** start of Source data **

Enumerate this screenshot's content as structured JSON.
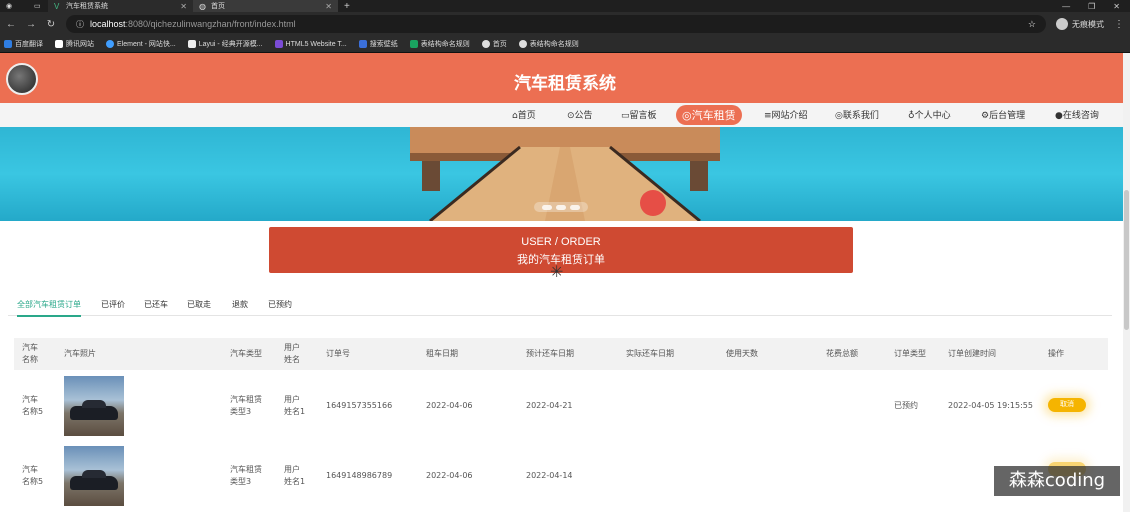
{
  "browser": {
    "tabs": [
      {
        "label": "汽车租赁系统",
        "active": false
      },
      {
        "label": "首页",
        "active": true
      }
    ],
    "url_host": "localhost",
    "url_rest": ":8080/qichezulinwangzhan/front/index.html",
    "profile_label": "无痕模式",
    "bookmarks": [
      "百度翻译",
      "腾讯网站",
      "Element - 网站快...",
      "Layui - 经典开源模...",
      "HTML5 Website T...",
      "搜索壁纸",
      "表结构命名规则",
      "首页",
      "表结构命名规则"
    ]
  },
  "site": {
    "title": "汽车租赁系统",
    "nav": [
      {
        "label": "⌂首页",
        "active": false
      },
      {
        "label": "⊙公告",
        "active": false
      },
      {
        "label": "▭留言板",
        "active": false
      },
      {
        "label": "◎汽车租赁",
        "active": true
      },
      {
        "label": "≡网站介绍",
        "active": false
      },
      {
        "label": "◎联系我们",
        "active": false
      },
      {
        "label": "♁个人中心",
        "active": false
      },
      {
        "label": "⚙后台管理",
        "active": false
      },
      {
        "label": "●在线咨询",
        "active": false
      }
    ]
  },
  "order_section": {
    "title_en": "USER / ORDER",
    "title_zh": "我的汽车租赁订单"
  },
  "filter_tabs": [
    "全部汽车租赁订单",
    "已评价",
    "已还车",
    "已取走",
    "退款",
    "已预约"
  ],
  "table": {
    "headers": [
      "汽车\n名称",
      "汽车照片",
      "汽车类型",
      "用户\n姓名",
      "订单号",
      "租车日期",
      "预计还车日期",
      "实际还车日期",
      "使用天数",
      "花费总额",
      "订单类型",
      "订单创建时间",
      "操作"
    ],
    "rows": [
      {
        "car_name": "汽车\n名称5",
        "car_type": "汽车租赁\n类型3",
        "user_name": "用户\n姓名1",
        "order_no": "1649157355166",
        "rent_date": "2022-04-06",
        "expected_return": "2022-04-21",
        "actual_return": "",
        "days": "",
        "total": "",
        "order_type": "已预约",
        "created": "2022-04-05 19:15:55",
        "action": "取消"
      },
      {
        "car_name": "汽车\n名称5",
        "car_type": "汽车租赁\n类型3",
        "user_name": "用户\n姓名1",
        "order_no": "1649148986789",
        "rent_date": "2022-04-06",
        "expected_return": "2022-04-14",
        "actual_return": "",
        "days": "",
        "total": "",
        "order_type": "",
        "created": "",
        "action": ""
      }
    ]
  },
  "watermark": "森森coding"
}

** end of Source data **

### What the exercise asks
Repeat the material verbatim. Do not carry over any picture.

### Exercise answer
Enumerate this screenshot's content as structured JSON.
{
  "browser": {
    "tabs": [
      {
        "label": "汽车租赁系统",
        "active": false
      },
      {
        "label": "首页",
        "active": true
      }
    ],
    "url_host": "localhost",
    "url_rest": ":8080/qichezulinwangzhan/front/index.html",
    "profile_label": "无痕模式",
    "bookmarks": [
      "百度翻译",
      "腾讯网站",
      "Element - 网站快...",
      "Layui - 经典开源模...",
      "HTML5 Website T...",
      "搜索壁纸",
      "表结构命名规则",
      "首页",
      "表结构命名规则"
    ]
  },
  "site": {
    "title": "汽车租赁系统",
    "nav": [
      {
        "label": "⌂首页",
        "active": false
      },
      {
        "label": "⊙公告",
        "active": false
      },
      {
        "label": "▭留言板",
        "active": false
      },
      {
        "label": "◎汽车租赁",
        "active": true
      },
      {
        "label": "≡网站介绍",
        "active": false
      },
      {
        "label": "◎联系我们",
        "active": false
      },
      {
        "label": "♁个人中心",
        "active": false
      },
      {
        "label": "⚙后台管理",
        "active": false
      },
      {
        "label": "●在线咨询",
        "active": false
      }
    ]
  },
  "order_section": {
    "title_en": "USER / ORDER",
    "title_zh": "我的汽车租赁订单"
  },
  "filter_tabs": [
    "全部汽车租赁订单",
    "已评价",
    "已还车",
    "已取走",
    "退款",
    "已预约"
  ],
  "table": {
    "headers": [
      "汽车\n名称",
      "汽车照片",
      "汽车类型",
      "用户\n姓名",
      "订单号",
      "租车日期",
      "预计还车日期",
      "实际还车日期",
      "使用天数",
      "花费总额",
      "订单类型",
      "订单创建时间",
      "操作"
    ],
    "rows": [
      {
        "car_name": "汽车\n名称5",
        "car_type": "汽车租赁\n类型3",
        "user_name": "用户\n姓名1",
        "order_no": "1649157355166",
        "rent_date": "2022-04-06",
        "expected_return": "2022-04-21",
        "actual_return": "",
        "days": "",
        "total": "",
        "order_type": "已预约",
        "created": "2022-04-05 19:15:55",
        "action": "取消"
      },
      {
        "car_name": "汽车\n名称5",
        "car_type": "汽车租赁\n类型3",
        "user_name": "用户\n姓名1",
        "order_no": "1649148986789",
        "rent_date": "2022-04-06",
        "expected_return": "2022-04-14",
        "actual_return": "",
        "days": "",
        "total": "",
        "order_type": "",
        "created": "",
        "action": ""
      }
    ]
  },
  "watermark": "森森coding"
}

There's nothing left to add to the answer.